Every record should be copied exactly, except that pictures are to be omitted.

====

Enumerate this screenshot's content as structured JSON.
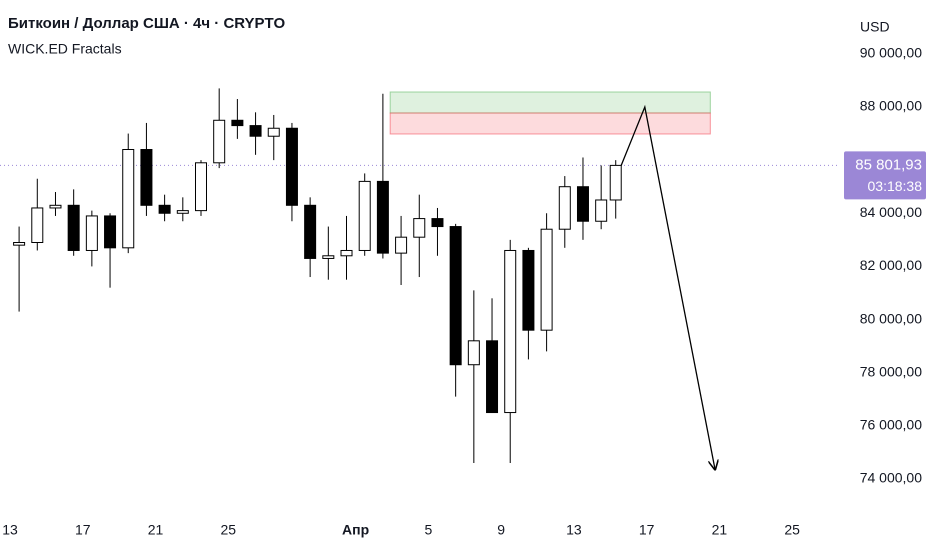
{
  "chart_data": {
    "type": "candlestick",
    "title": "Биткоин / Доллар США · 4ч · CRYPTO",
    "subtitle": "WICK.ED Fractals",
    "currency": "USD",
    "x": [
      0.5,
      1.5,
      2.5,
      3.5,
      4.5,
      5.5,
      6.5,
      7.5,
      8.5,
      9.5,
      10.5,
      11.5,
      12.5,
      13.5,
      14.5,
      15.5,
      16.5,
      17.5,
      18.5,
      19.5,
      20.5,
      21.5,
      22.5,
      23.5,
      24.5,
      25.5,
      26.5,
      27.5,
      28.5,
      29.5,
      30.5,
      31.5,
      32.5,
      33.3
    ],
    "open": [
      82800,
      82900,
      84200,
      84300,
      82600,
      83900,
      82700,
      86400,
      84300,
      84000,
      84100,
      85900,
      87500,
      87300,
      86900,
      87200,
      84300,
      82300,
      82400,
      82600,
      85200,
      82500,
      83100,
      83800,
      83500,
      78300,
      79200,
      76500,
      82600,
      79600,
      83400,
      85000,
      83700,
      84500
    ],
    "high": [
      83500,
      85300,
      84800,
      84900,
      84100,
      84000,
      87000,
      87400,
      84700,
      84600,
      86000,
      88700,
      88300,
      87800,
      87700,
      87400,
      84600,
      83500,
      83900,
      85500,
      88500,
      83900,
      84700,
      84200,
      83600,
      81100,
      80800,
      83000,
      82700,
      84000,
      85400,
      86100,
      85800,
      86000
    ],
    "low": [
      80300,
      82600,
      83900,
      82400,
      82000,
      81200,
      82500,
      83900,
      83700,
      83700,
      83900,
      85700,
      86800,
      86200,
      86000,
      83700,
      81600,
      81500,
      81500,
      82400,
      82300,
      81300,
      81600,
      82400,
      77100,
      74600,
      76500,
      74600,
      78500,
      78800,
      82700,
      83000,
      83400,
      83800
    ],
    "close": [
      82900,
      84200,
      84300,
      82600,
      83900,
      82700,
      86400,
      84300,
      84000,
      84100,
      85900,
      87500,
      87300,
      86900,
      87200,
      84300,
      82300,
      82400,
      82600,
      85200,
      82500,
      83100,
      83800,
      83500,
      78300,
      79200,
      76500,
      82600,
      79600,
      83400,
      85000,
      83700,
      84500,
      85801.93
    ],
    "up_color": "#ffffff",
    "down_color": "#000000",
    "xlim": [
      -0.55,
      45.63
    ],
    "xticks": [
      {
        "value": 0,
        "label": "13"
      },
      {
        "value": 4,
        "label": "17"
      },
      {
        "value": 8,
        "label": "21"
      },
      {
        "value": 12,
        "label": "25"
      },
      {
        "value": 19,
        "label": "Апр"
      },
      {
        "value": 23,
        "label": "5"
      },
      {
        "value": 27,
        "label": "9"
      },
      {
        "value": 31,
        "label": "13"
      },
      {
        "value": 35,
        "label": "17"
      },
      {
        "value": 39,
        "label": "21"
      },
      {
        "value": 43,
        "label": "25"
      }
    ],
    "ylim": [
      72644,
      92027
    ],
    "yticks": [
      {
        "value": 74000,
        "label": "74 000,00"
      },
      {
        "value": 76000,
        "label": "76 000,00"
      },
      {
        "value": 78000,
        "label": "78 000,00"
      },
      {
        "value": 80000,
        "label": "80 000,00"
      },
      {
        "value": 82000,
        "label": "82 000,00"
      },
      {
        "value": 84000,
        "label": "84 000,00"
      },
      {
        "value": 88000,
        "label": "88 000,00"
      },
      {
        "value": 90000,
        "label": "90 000,00"
      }
    ],
    "last_price": {
      "value": 85801.93,
      "label": "85 801,93",
      "color": "#9b87d6"
    },
    "countdown": "03:18:38",
    "zones": [
      {
        "x": [
          20.9,
          38.5
        ],
        "values": [
          87774,
          88565
        ],
        "color": "#4caf50"
      },
      {
        "x": [
          20.9,
          38.5
        ],
        "values": [
          86984,
          87774
        ],
        "color": "#f23645"
      }
    ],
    "projection": {
      "x": [
        33.6,
        34.9,
        38.76
      ],
      "values": [
        85800,
        88000,
        74360
      ],
      "color": "#000000"
    }
  }
}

====

### Answer in full
Enumerate this screenshot's content as structured JSON.
{
  "chart_data": {
    "type": "candlestick",
    "title": "Биткоин / Доллар США · 4ч · CRYPTO",
    "subtitle": "WICK.ED Fractals",
    "currency": "USD",
    "x": [
      0.5,
      1.5,
      2.5,
      3.5,
      4.5,
      5.5,
      6.5,
      7.5,
      8.5,
      9.5,
      10.5,
      11.5,
      12.5,
      13.5,
      14.5,
      15.5,
      16.5,
      17.5,
      18.5,
      19.5,
      20.5,
      21.5,
      22.5,
      23.5,
      24.5,
      25.5,
      26.5,
      27.5,
      28.5,
      29.5,
      30.5,
      31.5,
      32.5,
      33.3
    ],
    "open": [
      82800,
      82900,
      84200,
      84300,
      82600,
      83900,
      82700,
      86400,
      84300,
      84000,
      84100,
      85900,
      87500,
      87300,
      86900,
      87200,
      84300,
      82300,
      82400,
      82600,
      85200,
      82500,
      83100,
      83800,
      83500,
      78300,
      79200,
      76500,
      82600,
      79600,
      83400,
      85000,
      83700,
      84500
    ],
    "high": [
      83500,
      85300,
      84800,
      84900,
      84100,
      84000,
      87000,
      87400,
      84700,
      84600,
      86000,
      88700,
      88300,
      87800,
      87700,
      87400,
      84600,
      83500,
      83900,
      85500,
      88500,
      83900,
      84700,
      84200,
      83600,
      81100,
      80800,
      83000,
      82700,
      84000,
      85400,
      86100,
      85800,
      86000
    ],
    "low": [
      80300,
      82600,
      83900,
      82400,
      82000,
      81200,
      82500,
      83900,
      83700,
      83700,
      83900,
      85700,
      86800,
      86200,
      86000,
      83700,
      81600,
      81500,
      81500,
      82400,
      82300,
      81300,
      81600,
      82400,
      77100,
      74600,
      76500,
      74600,
      78500,
      78800,
      82700,
      83000,
      83400,
      83800
    ],
    "close": [
      82900,
      84200,
      84300,
      82600,
      83900,
      82700,
      86400,
      84300,
      84000,
      84100,
      85900,
      87500,
      87300,
      86900,
      87200,
      84300,
      82300,
      82400,
      82600,
      85200,
      82500,
      83100,
      83800,
      83500,
      78300,
      79200,
      76500,
      82600,
      79600,
      83400,
      85000,
      83700,
      84500,
      85801.93
    ],
    "up_color": "#ffffff",
    "down_color": "#000000",
    "xlim": [
      -0.55,
      45.63
    ],
    "xticks": [
      {
        "value": 0,
        "label": "13"
      },
      {
        "value": 4,
        "label": "17"
      },
      {
        "value": 8,
        "label": "21"
      },
      {
        "value": 12,
        "label": "25"
      },
      {
        "value": 19,
        "label": "Апр"
      },
      {
        "value": 23,
        "label": "5"
      },
      {
        "value": 27,
        "label": "9"
      },
      {
        "value": 31,
        "label": "13"
      },
      {
        "value": 35,
        "label": "17"
      },
      {
        "value": 39,
        "label": "21"
      },
      {
        "value": 43,
        "label": "25"
      }
    ],
    "ylim": [
      72644,
      92027
    ],
    "yticks": [
      {
        "value": 74000,
        "label": "74 000,00"
      },
      {
        "value": 76000,
        "label": "76 000,00"
      },
      {
        "value": 78000,
        "label": "78 000,00"
      },
      {
        "value": 80000,
        "label": "80 000,00"
      },
      {
        "value": 82000,
        "label": "82 000,00"
      },
      {
        "value": 84000,
        "label": "84 000,00"
      },
      {
        "value": 88000,
        "label": "88 000,00"
      },
      {
        "value": 90000,
        "label": "90 000,00"
      }
    ],
    "last_price": {
      "value": 85801.93,
      "label": "85 801,93",
      "color": "#9b87d6"
    },
    "countdown": "03:18:38",
    "zones": [
      {
        "x": [
          20.9,
          38.5
        ],
        "values": [
          87774,
          88565
        ],
        "color": "#4caf50"
      },
      {
        "x": [
          20.9,
          38.5
        ],
        "values": [
          86984,
          87774
        ],
        "color": "#f23645"
      }
    ],
    "projection": {
      "x": [
        33.6,
        34.9,
        38.76
      ],
      "values": [
        85800,
        88000,
        74360
      ],
      "color": "#000000"
    }
  }
}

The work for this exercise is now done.